▸ Collected data:
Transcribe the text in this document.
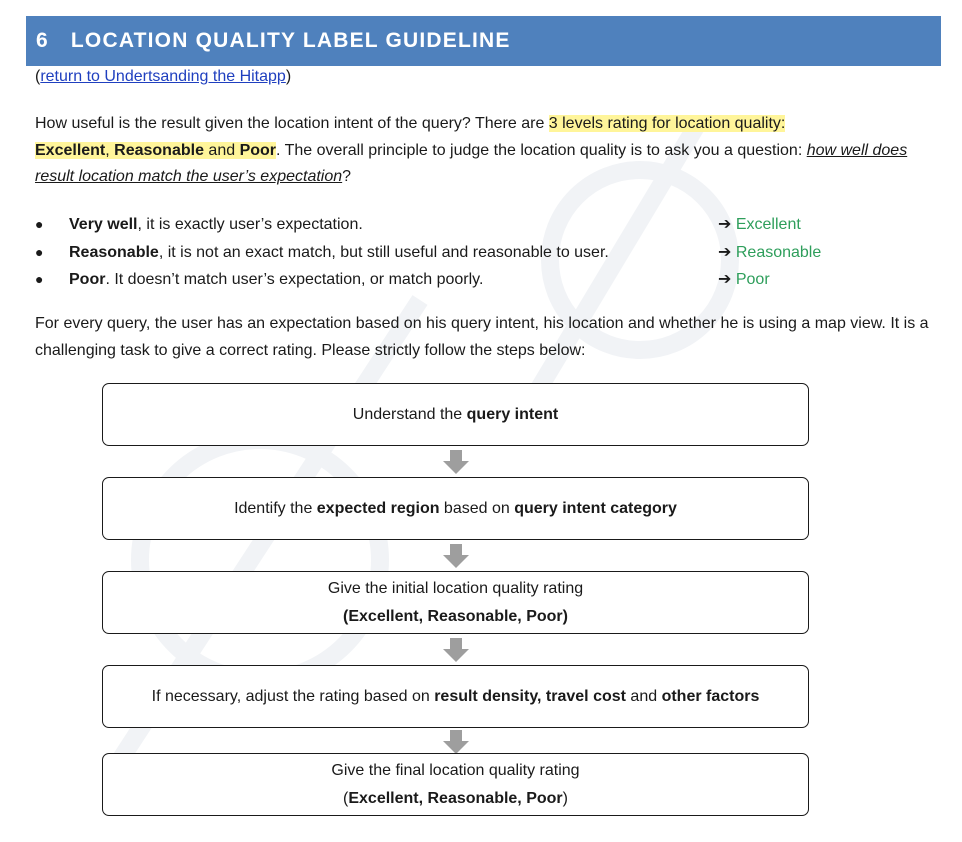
6 LOCATION QUALITY LABEL GUIDELINE
(return to Undertsanding the Hitapp)
How useful is the result given the location intent of the query? There are 3 levels rating for location quality:
Excellent, Reasonable and Poor. The overall principle to judge the location quality is to ask you a question: how well does result location match the user’s expectation?
● Very well, it is exactly user’s expectation.	➔ Excellent
● Reasonable, it is not an exact match, but still useful and reasonable to user.	➔ Reasonable
● Poor. It doesn’t match user’s expectation, or match poorly.	➔ Poor
For every query, the user has an expectation based on his query intent, his location and whether he is using a map view. It is a challenging task to give a correct rating. Please strictly follow the steps below:
Understand the query intent
Identify the expected region based on query intent category
Give the initial location quality rating
(Excellent, Reasonable, Poor)
If necessary, adjust the rating based on result density, travel cost and other factors
Give the final location quality rating
(Excellent, Reasonable, Poor)
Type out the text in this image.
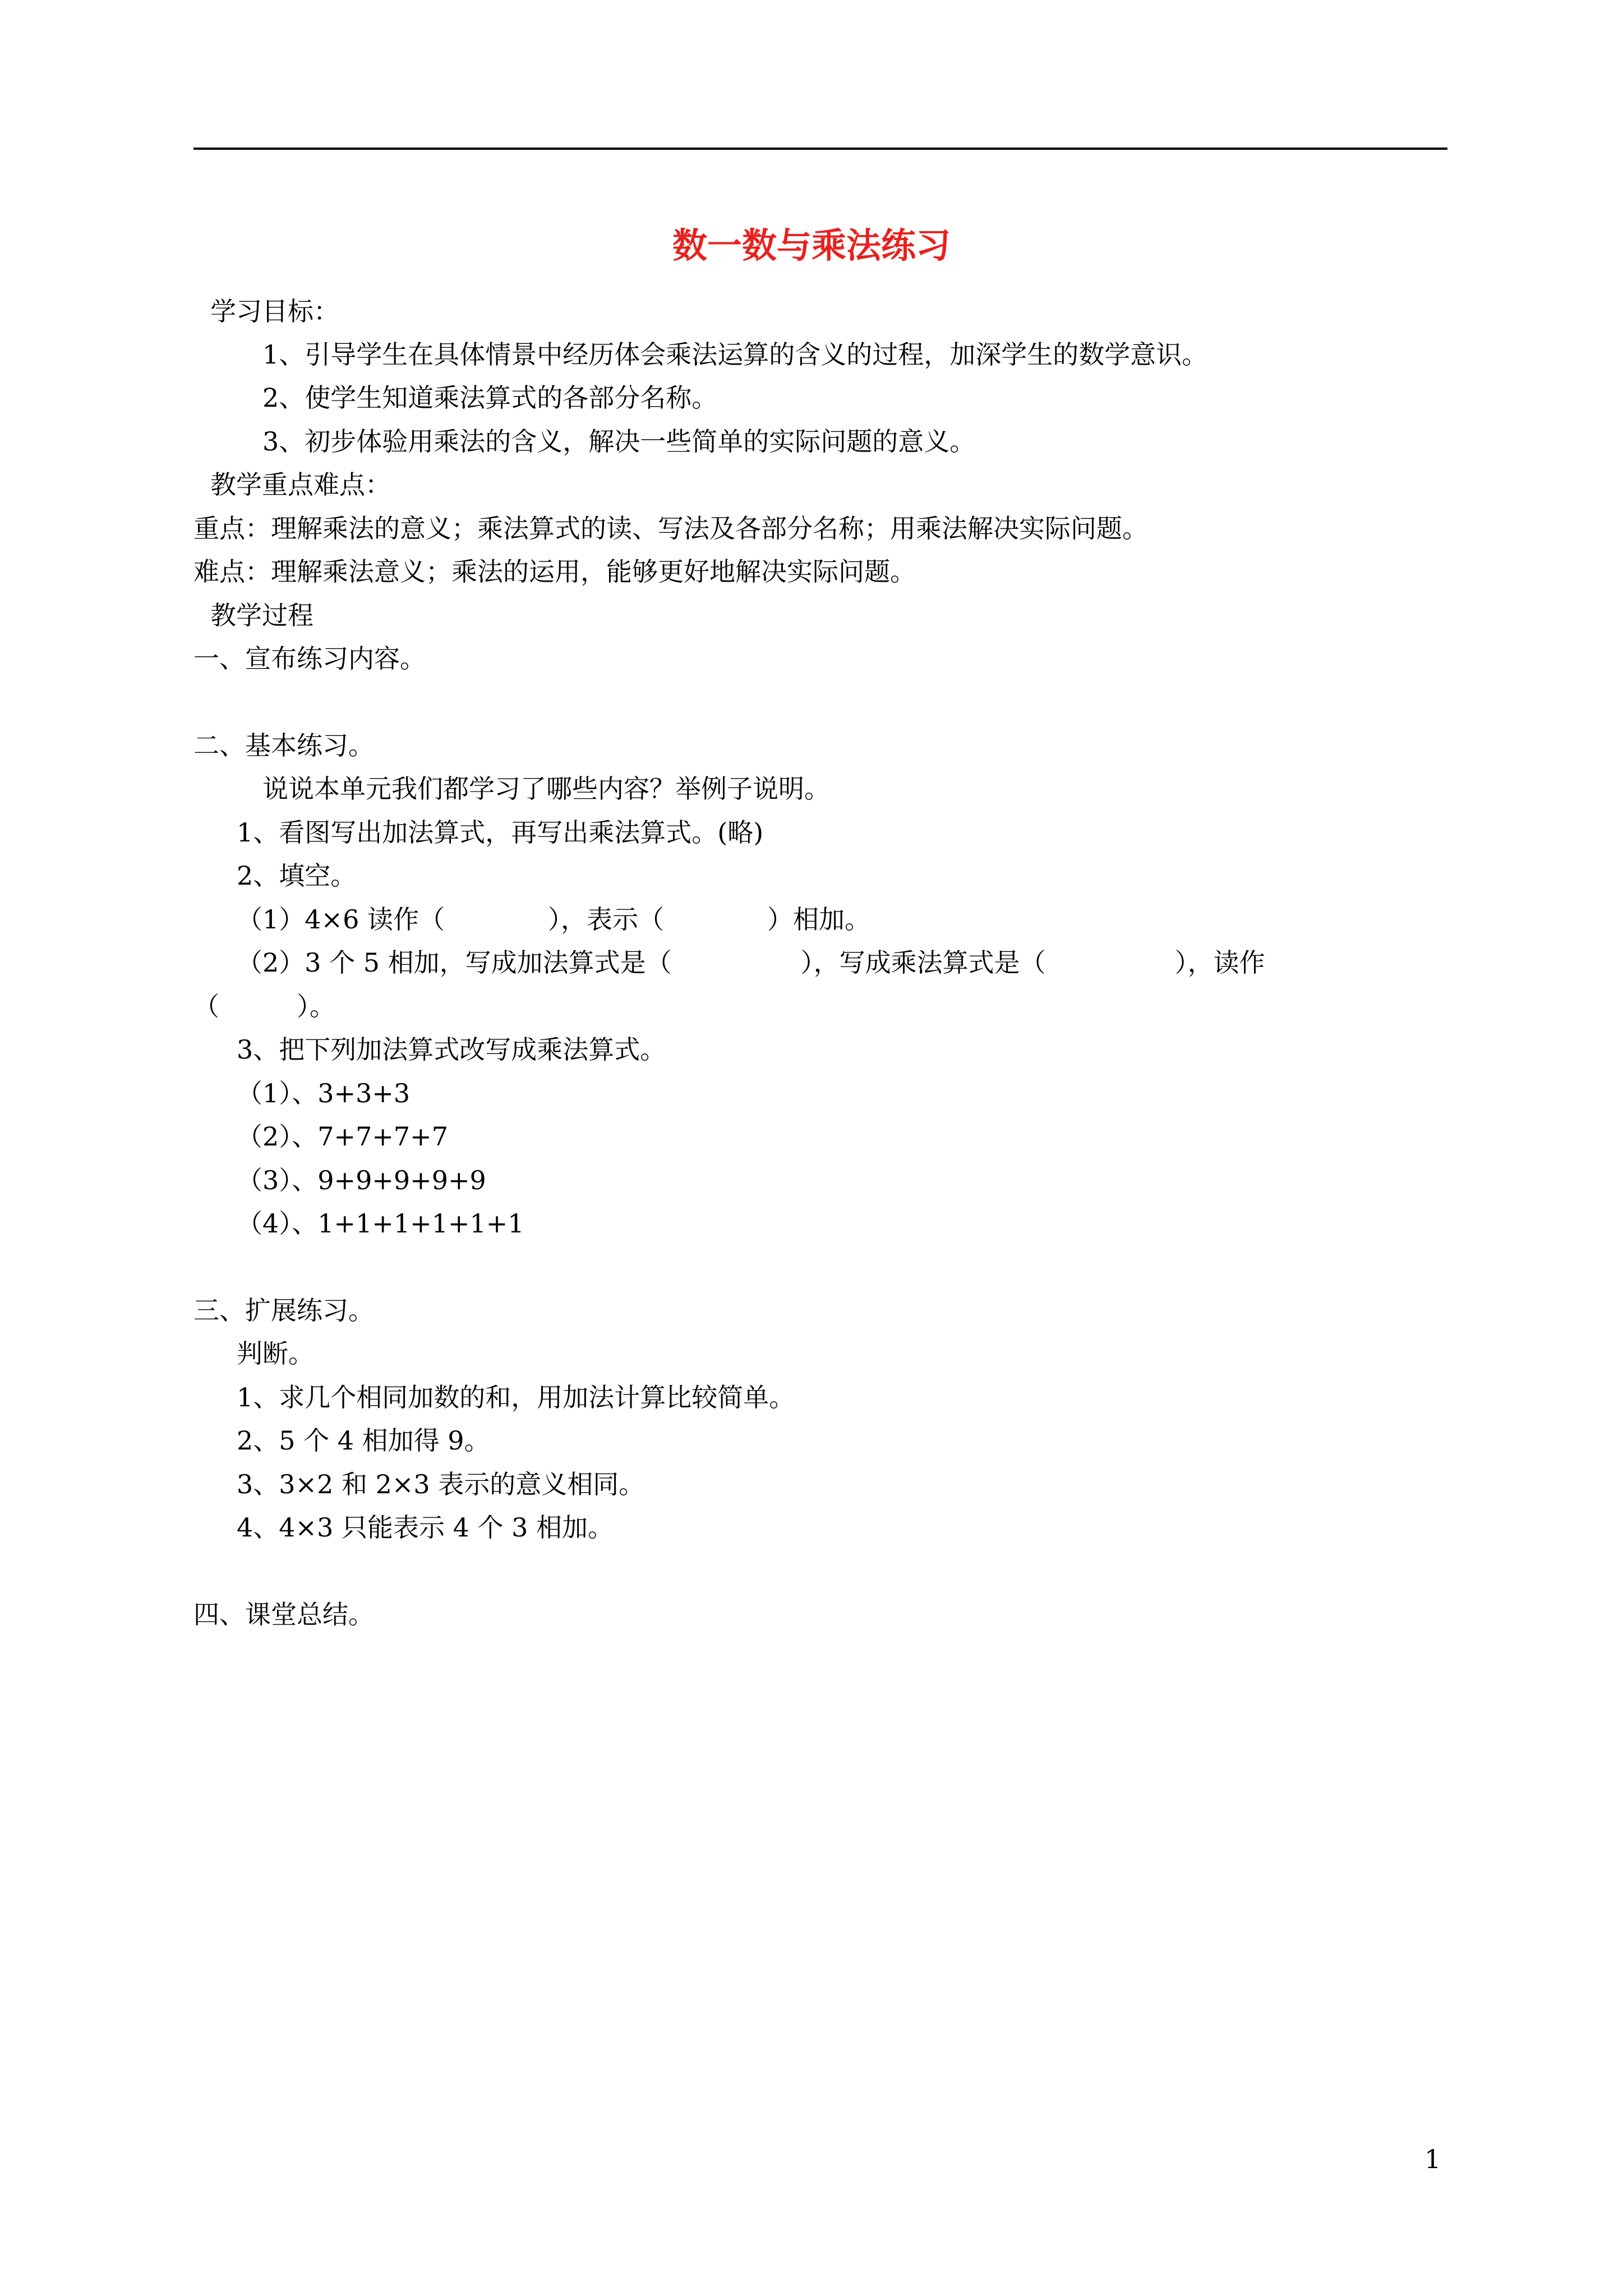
数一数与乘法练习
学习目标：
1、引导学生在具体情景中经历体会乘法运算的含义的过程，加深学生的数学意识。
2、使学生知道乘法算式的各部分名称。
3、初步体验用乘法的含义，解决一些简单的实际问题的意义。
教学重点难点：
重点：理解乘法的意义；乘法算式的读、写法及各部分名称；用乘法解决实际问题。
难点：理解乘法意义；乘法的运用，能够更好地解决实际问题。
教学过程
一、宣布练习内容。
二、基本练习。
说说本单元我们都学习了哪些内容？举例子说明。
1、看图写出加法算式，再写出乘法算式。(略)
2、填空。
（1）4×6 读作（　　　　），表示（　　　　）相加。
（2）3 个 5 相加，写成加法算式是（　　　　　），写成乘法算式是（　　　　　），读作
（　　　）。
3、把下列加法算式改写成乘法算式。
（1）、3+3+3
（2）、7+7+7+7
（3）、9+9+9+9+9
（4）、1+1+1+1+1+1
三、扩展练习。
判断。
1、求几个相同加数的和，用加法计算比较简单。
2、5 个 4 相加得 9。
3、3×2 和 2×3 表示的意义相同。
4、4×3 只能表示 4 个 3 相加。
四、课堂总结。
1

▸ PROBLEM: Quote all of the entries word for word, omitting any pictures.

▸ OUTPUT OF THE TASK:
Transcribe the text in this document.
6 LOCATION QUALITY LABEL GUIDELINE
(return to Undertsanding the Hitapp)
How useful is the result given the location intent of the query? There are 3 levels rating for location quality:
Excellent, Reasonable and Poor. The overall principle to judge the location quality is to ask you a question: how well does result location match the user’s expectation?
● Very well, it is exactly user’s expectation.	➔ Excellent
● Reasonable, it is not an exact match, but still useful and reasonable to user.	➔ Reasonable
● Poor. It doesn’t match user’s expectation, or match poorly.	➔ Poor
For every query, the user has an expectation based on his query intent, his location and whether he is using a map view. It is a challenging task to give a correct rating. Please strictly follow the steps below:
Understand the query intent
Identify the expected region based on query intent category
Give the initial location quality rating
(Excellent, Reasonable, Poor)
If necessary, adjust the rating based on result density, travel cost and other factors
Give the final location quality rating
(Excellent, Reasonable, Poor)
Type out the text in this image.
数一数与乘法练习
学习目标：
1、引导学生在具体情景中经历体会乘法运算的含义的过程，加深学生的数学意识。
2、使学生知道乘法算式的各部分名称。
3、初步体验用乘法的含义，解决一些简单的实际问题的意义。
教学重点难点：
重点：理解乘法的意义；乘法算式的读、写法及各部分名称；用乘法解决实际问题。
难点：理解乘法意义；乘法的运用，能够更好地解决实际问题。
教学过程
一、宣布练习内容。
二、基本练习。
说说本单元我们都学习了哪些内容？举例子说明。
1、看图写出加法算式，再写出乘法算式。(略)
2、填空。
（1）4×6 读作（　　　　），表示（　　　　）相加。
（2）3 个 5 相加，写成加法算式是（　　　　　），写成乘法算式是（　　　　　），读作
（　　　）。
3、把下列加法算式改写成乘法算式。
（1）、3+3+3
（2）、7+7+7+7
（3）、9+9+9+9+9
（4）、1+1+1+1+1+1
三、扩展练习。
判断。
1、求几个相同加数的和，用加法计算比较简单。
2、5 个 4 相加得 9。
3、3×2 和 2×3 表示的意义相同。
4、4×3 只能表示 4 个 3 相加。
四、课堂总结。
1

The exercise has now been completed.